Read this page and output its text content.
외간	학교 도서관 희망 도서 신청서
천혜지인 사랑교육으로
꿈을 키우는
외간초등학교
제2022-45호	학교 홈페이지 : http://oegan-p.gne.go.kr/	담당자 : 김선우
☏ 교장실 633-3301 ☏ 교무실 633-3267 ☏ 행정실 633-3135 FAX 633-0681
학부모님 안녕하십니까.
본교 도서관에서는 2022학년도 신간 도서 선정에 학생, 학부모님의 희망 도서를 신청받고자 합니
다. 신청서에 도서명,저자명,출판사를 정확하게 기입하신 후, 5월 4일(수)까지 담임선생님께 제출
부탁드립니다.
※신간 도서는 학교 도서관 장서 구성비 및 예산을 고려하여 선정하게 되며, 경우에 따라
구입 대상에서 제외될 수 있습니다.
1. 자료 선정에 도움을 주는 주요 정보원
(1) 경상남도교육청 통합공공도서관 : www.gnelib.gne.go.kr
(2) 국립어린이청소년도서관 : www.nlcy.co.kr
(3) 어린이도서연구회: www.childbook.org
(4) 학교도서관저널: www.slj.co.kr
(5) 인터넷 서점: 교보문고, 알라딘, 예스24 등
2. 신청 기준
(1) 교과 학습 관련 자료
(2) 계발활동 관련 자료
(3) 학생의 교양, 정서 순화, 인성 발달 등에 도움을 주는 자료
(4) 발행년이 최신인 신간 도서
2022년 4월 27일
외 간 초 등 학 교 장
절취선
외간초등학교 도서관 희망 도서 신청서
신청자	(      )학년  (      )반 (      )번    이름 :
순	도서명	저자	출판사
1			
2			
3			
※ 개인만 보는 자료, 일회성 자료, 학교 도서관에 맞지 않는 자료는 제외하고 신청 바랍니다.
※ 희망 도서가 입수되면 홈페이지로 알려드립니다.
────────────────────────────────────────
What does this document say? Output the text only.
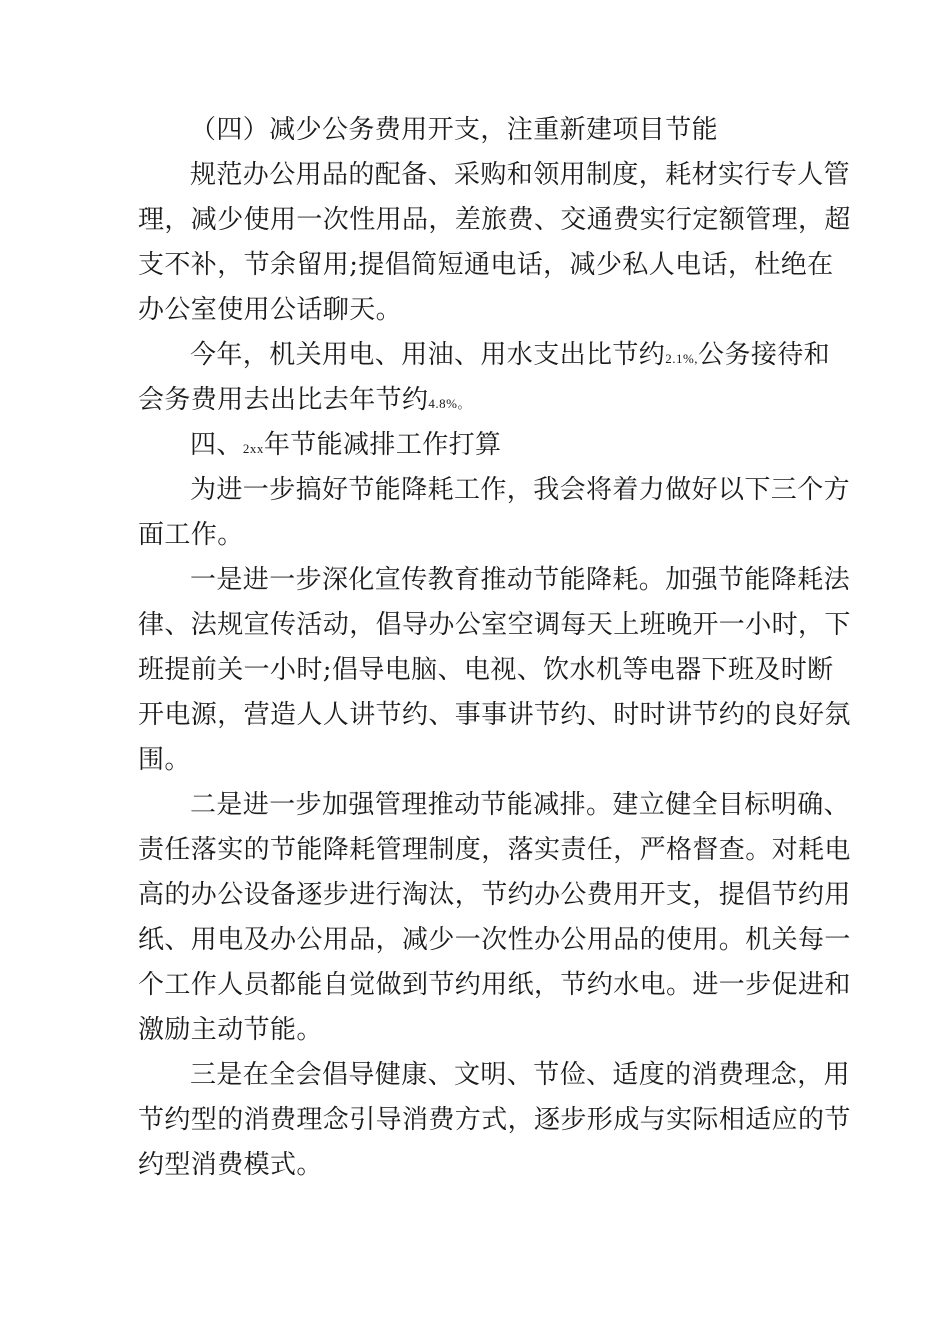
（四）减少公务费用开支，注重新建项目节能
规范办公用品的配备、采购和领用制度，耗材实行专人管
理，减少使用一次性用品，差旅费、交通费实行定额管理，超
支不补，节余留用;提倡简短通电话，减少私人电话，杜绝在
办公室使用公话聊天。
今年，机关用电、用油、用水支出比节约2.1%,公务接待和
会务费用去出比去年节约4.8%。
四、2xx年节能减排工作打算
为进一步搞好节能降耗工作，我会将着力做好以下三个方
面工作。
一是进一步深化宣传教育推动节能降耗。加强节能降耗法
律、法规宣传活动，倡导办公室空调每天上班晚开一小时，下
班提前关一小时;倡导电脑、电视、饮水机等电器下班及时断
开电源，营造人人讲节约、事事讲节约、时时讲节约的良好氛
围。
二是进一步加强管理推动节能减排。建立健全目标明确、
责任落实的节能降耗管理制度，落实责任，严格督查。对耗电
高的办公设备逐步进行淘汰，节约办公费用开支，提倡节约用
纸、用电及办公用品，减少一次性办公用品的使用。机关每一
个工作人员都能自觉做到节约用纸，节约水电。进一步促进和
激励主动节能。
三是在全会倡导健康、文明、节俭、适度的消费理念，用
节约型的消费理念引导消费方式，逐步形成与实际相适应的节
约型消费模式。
────────────────────────────────────────
### EXERCISE AIM
Find the word "this" in the data and show each line that holds it.

### EXERCISE RESPONSE
Read this page and output its text content.
What does this document say? Output the text only.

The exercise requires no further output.